## Your instructions
Pull every line with the word "object" out of the entries below.

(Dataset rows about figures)
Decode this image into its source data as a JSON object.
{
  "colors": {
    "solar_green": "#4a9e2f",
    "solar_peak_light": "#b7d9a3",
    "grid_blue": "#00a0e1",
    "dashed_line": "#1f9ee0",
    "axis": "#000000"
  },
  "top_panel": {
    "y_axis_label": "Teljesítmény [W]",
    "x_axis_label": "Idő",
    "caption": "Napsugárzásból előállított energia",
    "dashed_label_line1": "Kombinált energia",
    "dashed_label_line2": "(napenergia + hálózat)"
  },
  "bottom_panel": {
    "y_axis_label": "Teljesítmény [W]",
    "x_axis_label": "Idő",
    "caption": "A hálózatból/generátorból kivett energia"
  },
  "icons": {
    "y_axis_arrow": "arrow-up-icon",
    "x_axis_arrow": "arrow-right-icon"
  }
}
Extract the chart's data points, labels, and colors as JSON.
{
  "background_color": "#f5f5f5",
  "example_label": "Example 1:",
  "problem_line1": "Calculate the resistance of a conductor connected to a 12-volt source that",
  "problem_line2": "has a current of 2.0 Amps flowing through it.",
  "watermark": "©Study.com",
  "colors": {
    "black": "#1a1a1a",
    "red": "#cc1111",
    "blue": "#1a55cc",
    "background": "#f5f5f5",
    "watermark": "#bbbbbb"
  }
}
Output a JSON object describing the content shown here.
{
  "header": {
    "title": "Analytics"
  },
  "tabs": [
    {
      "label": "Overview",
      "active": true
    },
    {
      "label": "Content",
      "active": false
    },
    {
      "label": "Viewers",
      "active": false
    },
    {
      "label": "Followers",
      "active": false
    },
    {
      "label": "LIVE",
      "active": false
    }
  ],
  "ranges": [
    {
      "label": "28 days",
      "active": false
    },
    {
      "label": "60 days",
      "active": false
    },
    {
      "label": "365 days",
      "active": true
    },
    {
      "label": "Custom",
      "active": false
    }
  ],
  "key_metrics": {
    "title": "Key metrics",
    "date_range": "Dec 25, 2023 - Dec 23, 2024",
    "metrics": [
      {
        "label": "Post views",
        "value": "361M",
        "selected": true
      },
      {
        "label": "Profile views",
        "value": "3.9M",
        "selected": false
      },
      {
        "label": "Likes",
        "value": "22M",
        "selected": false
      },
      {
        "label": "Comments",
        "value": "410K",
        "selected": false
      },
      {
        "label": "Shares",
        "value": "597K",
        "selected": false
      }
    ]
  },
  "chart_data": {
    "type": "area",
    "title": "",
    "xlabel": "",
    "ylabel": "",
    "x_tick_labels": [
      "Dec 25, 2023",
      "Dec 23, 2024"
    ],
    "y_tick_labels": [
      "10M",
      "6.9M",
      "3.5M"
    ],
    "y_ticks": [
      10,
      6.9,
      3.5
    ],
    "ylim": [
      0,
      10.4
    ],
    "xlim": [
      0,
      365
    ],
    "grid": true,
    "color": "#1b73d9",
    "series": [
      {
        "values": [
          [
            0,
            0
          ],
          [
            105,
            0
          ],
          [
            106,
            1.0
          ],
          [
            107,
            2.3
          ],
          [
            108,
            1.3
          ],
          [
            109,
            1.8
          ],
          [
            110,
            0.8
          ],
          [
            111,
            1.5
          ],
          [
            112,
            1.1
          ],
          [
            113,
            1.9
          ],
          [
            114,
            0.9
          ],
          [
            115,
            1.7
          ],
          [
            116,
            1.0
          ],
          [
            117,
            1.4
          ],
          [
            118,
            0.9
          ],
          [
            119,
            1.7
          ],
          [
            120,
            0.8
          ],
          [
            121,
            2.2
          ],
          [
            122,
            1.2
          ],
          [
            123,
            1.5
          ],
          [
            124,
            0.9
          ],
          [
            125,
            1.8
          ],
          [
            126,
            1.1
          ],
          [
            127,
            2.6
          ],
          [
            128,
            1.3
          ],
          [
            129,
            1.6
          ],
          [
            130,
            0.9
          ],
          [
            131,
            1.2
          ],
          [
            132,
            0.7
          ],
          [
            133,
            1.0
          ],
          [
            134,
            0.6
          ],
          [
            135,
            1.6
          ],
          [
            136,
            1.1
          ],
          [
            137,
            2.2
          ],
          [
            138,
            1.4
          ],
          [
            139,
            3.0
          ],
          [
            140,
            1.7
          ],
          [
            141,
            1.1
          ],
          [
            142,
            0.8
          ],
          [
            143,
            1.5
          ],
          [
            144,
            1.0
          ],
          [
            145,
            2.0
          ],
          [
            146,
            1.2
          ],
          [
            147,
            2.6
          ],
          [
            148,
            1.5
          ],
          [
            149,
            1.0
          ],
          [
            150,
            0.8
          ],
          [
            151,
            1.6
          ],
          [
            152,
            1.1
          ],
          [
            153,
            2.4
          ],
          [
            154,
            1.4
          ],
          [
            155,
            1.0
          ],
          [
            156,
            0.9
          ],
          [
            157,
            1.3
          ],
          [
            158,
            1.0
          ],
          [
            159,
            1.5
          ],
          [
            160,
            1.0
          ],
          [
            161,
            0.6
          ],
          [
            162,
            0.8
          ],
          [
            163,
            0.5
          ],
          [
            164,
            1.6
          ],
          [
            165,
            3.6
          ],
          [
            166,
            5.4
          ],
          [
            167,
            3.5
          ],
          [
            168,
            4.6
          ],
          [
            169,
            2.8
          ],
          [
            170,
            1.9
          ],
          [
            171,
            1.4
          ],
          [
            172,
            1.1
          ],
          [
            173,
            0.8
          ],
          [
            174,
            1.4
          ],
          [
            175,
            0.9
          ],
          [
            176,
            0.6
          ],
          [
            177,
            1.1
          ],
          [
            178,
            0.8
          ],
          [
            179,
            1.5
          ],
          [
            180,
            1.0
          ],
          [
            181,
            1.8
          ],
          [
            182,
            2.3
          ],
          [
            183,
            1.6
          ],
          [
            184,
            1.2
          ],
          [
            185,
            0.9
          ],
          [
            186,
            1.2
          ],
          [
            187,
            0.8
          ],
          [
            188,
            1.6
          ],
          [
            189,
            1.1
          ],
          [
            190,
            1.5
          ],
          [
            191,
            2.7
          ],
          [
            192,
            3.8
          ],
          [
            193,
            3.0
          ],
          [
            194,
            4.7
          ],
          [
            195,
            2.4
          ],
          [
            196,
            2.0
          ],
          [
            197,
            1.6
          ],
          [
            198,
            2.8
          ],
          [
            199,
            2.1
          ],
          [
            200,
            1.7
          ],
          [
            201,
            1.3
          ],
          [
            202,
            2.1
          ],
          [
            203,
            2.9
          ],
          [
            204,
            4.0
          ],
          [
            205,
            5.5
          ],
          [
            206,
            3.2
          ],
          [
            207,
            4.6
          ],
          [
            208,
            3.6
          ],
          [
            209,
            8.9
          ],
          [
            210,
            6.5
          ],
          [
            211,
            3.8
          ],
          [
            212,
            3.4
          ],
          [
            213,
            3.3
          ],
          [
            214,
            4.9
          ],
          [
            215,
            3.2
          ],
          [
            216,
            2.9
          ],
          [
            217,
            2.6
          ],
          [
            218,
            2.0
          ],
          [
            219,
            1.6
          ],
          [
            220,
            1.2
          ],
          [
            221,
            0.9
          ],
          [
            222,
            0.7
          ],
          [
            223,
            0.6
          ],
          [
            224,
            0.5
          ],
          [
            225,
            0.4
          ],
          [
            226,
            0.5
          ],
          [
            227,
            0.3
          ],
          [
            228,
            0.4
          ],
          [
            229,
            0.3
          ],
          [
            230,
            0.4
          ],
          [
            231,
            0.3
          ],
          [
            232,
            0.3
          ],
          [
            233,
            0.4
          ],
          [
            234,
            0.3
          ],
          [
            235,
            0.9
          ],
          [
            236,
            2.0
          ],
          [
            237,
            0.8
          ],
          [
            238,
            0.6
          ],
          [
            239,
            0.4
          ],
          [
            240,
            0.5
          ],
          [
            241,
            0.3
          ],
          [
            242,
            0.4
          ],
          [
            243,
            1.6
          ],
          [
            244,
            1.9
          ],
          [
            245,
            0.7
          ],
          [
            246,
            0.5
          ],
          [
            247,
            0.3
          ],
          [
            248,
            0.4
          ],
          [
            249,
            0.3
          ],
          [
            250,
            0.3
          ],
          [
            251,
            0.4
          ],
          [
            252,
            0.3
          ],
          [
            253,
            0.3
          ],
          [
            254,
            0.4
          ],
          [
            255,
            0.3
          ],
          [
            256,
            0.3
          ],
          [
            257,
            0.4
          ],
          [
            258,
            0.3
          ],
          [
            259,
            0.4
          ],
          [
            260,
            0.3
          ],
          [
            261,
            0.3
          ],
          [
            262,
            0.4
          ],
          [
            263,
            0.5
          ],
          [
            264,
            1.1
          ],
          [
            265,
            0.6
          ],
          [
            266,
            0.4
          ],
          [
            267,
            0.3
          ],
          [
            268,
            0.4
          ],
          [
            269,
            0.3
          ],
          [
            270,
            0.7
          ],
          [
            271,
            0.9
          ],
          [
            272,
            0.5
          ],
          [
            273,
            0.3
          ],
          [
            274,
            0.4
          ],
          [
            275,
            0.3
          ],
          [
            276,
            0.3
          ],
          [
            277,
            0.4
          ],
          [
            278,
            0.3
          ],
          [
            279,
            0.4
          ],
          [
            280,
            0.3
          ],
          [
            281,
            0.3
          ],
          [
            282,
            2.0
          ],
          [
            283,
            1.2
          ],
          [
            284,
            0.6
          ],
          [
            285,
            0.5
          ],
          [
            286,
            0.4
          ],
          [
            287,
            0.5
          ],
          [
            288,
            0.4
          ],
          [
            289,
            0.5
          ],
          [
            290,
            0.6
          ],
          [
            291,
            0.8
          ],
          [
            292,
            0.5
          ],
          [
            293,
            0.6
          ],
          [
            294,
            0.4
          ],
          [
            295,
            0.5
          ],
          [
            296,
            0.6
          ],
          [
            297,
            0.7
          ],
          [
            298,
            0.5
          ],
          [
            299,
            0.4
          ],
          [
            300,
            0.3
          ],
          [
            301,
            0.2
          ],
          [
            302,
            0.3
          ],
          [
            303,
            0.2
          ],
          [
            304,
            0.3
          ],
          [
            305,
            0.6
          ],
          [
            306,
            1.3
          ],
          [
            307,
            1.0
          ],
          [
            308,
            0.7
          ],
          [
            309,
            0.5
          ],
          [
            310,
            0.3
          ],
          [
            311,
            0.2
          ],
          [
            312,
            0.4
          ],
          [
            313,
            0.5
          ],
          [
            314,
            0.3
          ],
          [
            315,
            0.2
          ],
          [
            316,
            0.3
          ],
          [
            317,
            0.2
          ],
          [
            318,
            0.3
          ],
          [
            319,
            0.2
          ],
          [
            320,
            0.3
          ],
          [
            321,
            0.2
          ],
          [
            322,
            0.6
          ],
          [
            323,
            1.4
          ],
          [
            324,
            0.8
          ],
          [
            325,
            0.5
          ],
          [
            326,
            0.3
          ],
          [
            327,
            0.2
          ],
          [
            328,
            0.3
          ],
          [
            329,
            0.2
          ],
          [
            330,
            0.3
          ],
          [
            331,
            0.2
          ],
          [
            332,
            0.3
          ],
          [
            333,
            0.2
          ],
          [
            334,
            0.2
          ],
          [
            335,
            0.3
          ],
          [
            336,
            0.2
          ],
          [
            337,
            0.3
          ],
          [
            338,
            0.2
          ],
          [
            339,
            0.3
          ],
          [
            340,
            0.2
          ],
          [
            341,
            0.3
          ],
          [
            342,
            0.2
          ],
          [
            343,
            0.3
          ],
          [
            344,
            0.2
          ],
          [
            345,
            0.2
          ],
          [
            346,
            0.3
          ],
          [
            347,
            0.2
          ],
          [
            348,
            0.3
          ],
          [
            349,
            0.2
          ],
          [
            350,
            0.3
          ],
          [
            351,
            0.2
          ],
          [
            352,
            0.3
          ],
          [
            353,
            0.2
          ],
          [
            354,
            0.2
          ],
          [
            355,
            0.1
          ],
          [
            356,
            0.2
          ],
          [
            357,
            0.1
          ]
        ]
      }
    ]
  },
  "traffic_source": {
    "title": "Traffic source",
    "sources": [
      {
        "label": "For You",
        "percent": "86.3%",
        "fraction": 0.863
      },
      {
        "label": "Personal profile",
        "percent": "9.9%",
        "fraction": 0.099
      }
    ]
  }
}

## Task result
Decode this image into its source data as a JSON object.
Output a JSON object describing the content shown here.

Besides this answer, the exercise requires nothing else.